• [GIVEN EXERCISE]
Repeat each line exactly as it is written.

[Records]
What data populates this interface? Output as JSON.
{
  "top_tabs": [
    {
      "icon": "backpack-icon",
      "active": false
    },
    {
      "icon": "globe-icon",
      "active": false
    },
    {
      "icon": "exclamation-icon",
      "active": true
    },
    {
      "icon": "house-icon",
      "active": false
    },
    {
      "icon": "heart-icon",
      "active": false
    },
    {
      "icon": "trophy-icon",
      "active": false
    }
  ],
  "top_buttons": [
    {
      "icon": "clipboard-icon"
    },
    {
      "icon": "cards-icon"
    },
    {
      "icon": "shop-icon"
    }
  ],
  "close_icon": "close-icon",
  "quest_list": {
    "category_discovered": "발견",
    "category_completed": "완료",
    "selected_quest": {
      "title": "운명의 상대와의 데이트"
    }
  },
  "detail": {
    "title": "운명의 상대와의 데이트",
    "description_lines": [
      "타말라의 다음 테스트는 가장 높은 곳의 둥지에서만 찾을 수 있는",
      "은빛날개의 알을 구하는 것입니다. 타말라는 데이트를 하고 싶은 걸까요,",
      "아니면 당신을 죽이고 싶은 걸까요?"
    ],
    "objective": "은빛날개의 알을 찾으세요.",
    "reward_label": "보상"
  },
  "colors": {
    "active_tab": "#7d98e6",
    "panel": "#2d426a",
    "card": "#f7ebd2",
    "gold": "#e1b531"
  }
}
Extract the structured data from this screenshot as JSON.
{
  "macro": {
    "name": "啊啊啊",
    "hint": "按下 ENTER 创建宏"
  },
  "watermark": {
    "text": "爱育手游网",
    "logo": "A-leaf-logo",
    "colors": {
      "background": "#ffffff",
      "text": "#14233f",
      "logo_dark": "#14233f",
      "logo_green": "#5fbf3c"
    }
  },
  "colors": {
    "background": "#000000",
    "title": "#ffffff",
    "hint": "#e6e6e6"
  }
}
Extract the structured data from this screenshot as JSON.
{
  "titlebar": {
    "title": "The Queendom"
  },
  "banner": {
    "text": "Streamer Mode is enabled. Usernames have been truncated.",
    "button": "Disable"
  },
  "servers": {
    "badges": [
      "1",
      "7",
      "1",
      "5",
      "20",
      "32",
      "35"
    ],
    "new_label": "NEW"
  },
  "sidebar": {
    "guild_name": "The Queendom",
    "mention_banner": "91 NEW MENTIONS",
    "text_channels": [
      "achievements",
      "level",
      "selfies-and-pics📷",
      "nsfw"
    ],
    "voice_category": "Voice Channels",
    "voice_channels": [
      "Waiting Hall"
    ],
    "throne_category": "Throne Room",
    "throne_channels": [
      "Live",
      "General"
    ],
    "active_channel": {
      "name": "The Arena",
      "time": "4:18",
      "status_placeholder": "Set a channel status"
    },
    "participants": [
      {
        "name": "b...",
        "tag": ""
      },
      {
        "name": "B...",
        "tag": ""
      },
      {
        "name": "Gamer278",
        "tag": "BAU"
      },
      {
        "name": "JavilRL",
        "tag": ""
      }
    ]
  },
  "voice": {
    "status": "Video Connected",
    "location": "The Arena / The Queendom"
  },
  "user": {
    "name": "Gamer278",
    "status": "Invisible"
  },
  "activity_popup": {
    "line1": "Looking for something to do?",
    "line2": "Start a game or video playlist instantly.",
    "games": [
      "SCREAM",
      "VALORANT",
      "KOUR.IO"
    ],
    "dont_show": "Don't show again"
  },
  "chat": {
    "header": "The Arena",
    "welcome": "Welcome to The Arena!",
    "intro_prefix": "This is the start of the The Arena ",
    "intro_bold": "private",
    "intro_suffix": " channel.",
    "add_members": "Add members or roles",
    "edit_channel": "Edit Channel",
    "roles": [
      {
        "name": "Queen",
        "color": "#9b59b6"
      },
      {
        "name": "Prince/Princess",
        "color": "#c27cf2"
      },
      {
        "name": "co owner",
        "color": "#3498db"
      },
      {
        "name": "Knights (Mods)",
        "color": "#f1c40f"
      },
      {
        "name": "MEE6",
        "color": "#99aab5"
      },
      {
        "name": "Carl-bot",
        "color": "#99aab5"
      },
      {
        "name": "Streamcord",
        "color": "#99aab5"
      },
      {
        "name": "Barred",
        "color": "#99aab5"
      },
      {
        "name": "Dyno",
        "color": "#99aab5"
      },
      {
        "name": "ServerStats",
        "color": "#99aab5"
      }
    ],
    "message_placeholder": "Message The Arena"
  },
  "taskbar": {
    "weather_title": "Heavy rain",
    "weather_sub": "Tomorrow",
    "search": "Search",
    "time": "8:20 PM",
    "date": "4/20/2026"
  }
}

• [ANSWER TO THE PROBLEM]
What data populates this interface? Output as JSON.
{
  "top_tabs": [
    {
      "icon": "backpack-icon",
      "active": false
    },
    {
      "icon": "globe-icon",
      "active": false
    },
    {
      "icon": "exclamation-icon",
      "active": true
    },
    {
      "icon": "house-icon",
      "active": false
    },
    {
      "icon": "heart-icon",
      "active": false
    },
    {
      "icon": "trophy-icon",
      "active": false
    }
  ],
  "top_buttons": [
    {
      "icon": "clipboard-icon"
    },
    {
      "icon": "cards-icon"
    },
    {
      "icon": "shop-icon"
    }
  ],
  "close_icon": "close-icon",
  "quest_list": {
    "category_discovered": "발견",
    "category_completed": "완료",
    "selected_quest": {
      "title": "운명의 상대와의 데이트"
    }
  },
  "detail": {
    "title": "운명의 상대와의 데이트",
    "description_lines": [
      "타말라의 다음 테스트는 가장 높은 곳의 둥지에서만 찾을 수 있는",
      "은빛날개의 알을 구하는 것입니다. 타말라는 데이트를 하고 싶은 걸까요,",
      "아니면 당신을 죽이고 싶은 걸까요?"
    ],
    "objective": "은빛날개의 알을 찾으세요.",
    "reward_label": "보상"
  },
  "colors": {
    "active_tab": "#7d98e6",
    "panel": "#2d426a",
    "card": "#f7ebd2",
    "gold": "#e1b531"
  }
}
Extract the structured data from this screenshot as JSON.
{
  "macro": {
    "name": "啊啊啊",
    "hint": "按下 ENTER 创建宏"
  },
  "watermark": {
    "text": "爱育手游网",
    "logo": "A-leaf-logo",
    "colors": {
      "background": "#ffffff",
      "text": "#14233f",
      "logo_dark": "#14233f",
      "logo_green": "#5fbf3c"
    }
  },
  "colors": {
    "background": "#000000",
    "title": "#ffffff",
    "hint": "#e6e6e6"
  }
}
Extract the structured data from this screenshot as JSON.
{
  "titlebar": {
    "title": "The Queendom"
  },
  "banner": {
    "text": "Streamer Mode is enabled. Usernames have been truncated.",
    "button": "Disable"
  },
  "servers": {
    "badges": [
      "1",
      "7",
      "1",
      "5",
      "20",
      "32",
      "35"
    ],
    "new_label": "NEW"
  },
  "sidebar": {
    "guild_name": "The Queendom",
    "mention_banner": "91 NEW MENTIONS",
    "text_channels": [
      "achievements",
      "level",
      "selfies-and-pics📷",
      "nsfw"
    ],
    "voice_category": "Voice Channels",
    "voice_channels": [
      "Waiting Hall"
    ],
    "throne_category": "Throne Room",
    "throne_channels": [
      "Live",
      "General"
    ],
    "active_channel": {
      "name": "The Arena",
      "time": "4:18",
      "status_placeholder": "Set a channel status"
    },
    "participants": [
      {
        "name": "b...",
        "tag": ""
      },
      {
        "name": "B...",
        "tag": ""
      },
      {
        "name": "Gamer278",
        "tag": "BAU"
      },
      {
        "name": "JavilRL",
        "tag": ""
      }
    ]
  },
  "voice": {
    "status": "Video Connected",
    "location": "The Arena / The Queendom"
  },
  "user": {
    "name": "Gamer278",
    "status": "Invisible"
  },
  "activity_popup": {
    "line1": "Looking for something to do?",
    "line2": "Start a game or video playlist instantly.",
    "games": [
      "SCREAM",
      "VALORANT",
      "KOUR.IO"
    ],
    "dont_show": "Don't show again"
  },
  "chat": {
    "header": "The Arena",
    "welcome": "Welcome to The Arena!",
    "intro_prefix": "This is the start of the The Arena ",
    "intro_bold": "private",
    "intro_suffix": " channel.",
    "add_members": "Add members or roles",
    "edit_channel": "Edit Channel",
    "roles": [
      {
        "name": "Queen",
        "color": "#9b59b6"
      },
      {
        "name": "Prince/Princess",
        "color": "#c27cf2"
      },
      {
        "name": "co owner",
        "color": "#3498db"
      },
      {
        "name": "Knights (Mods)",
        "color": "#f1c40f"
      },
      {
        "name": "MEE6",
        "color": "#99aab5"
      },
      {
        "name": "Carl-bot",
        "color": "#99aab5"
      },
      {
        "name": "Streamcord",
        "color": "#99aab5"
      },
      {
        "name": "Barred",
        "color": "#99aab5"
      },
      {
        "name": "Dyno",
        "color": "#99aab5"
      },
      {
        "name": "ServerStats",
        "color": "#99aab5"
      }
    ],
    "message_placeholder": "Message The Arena"
  },
  "taskbar": {
    "weather_title": "Heavy rain",
    "weather_sub": "Tomorrow",
    "search": "Search",
    "time": "8:20 PM",
    "date": "4/20/2026"
  }
}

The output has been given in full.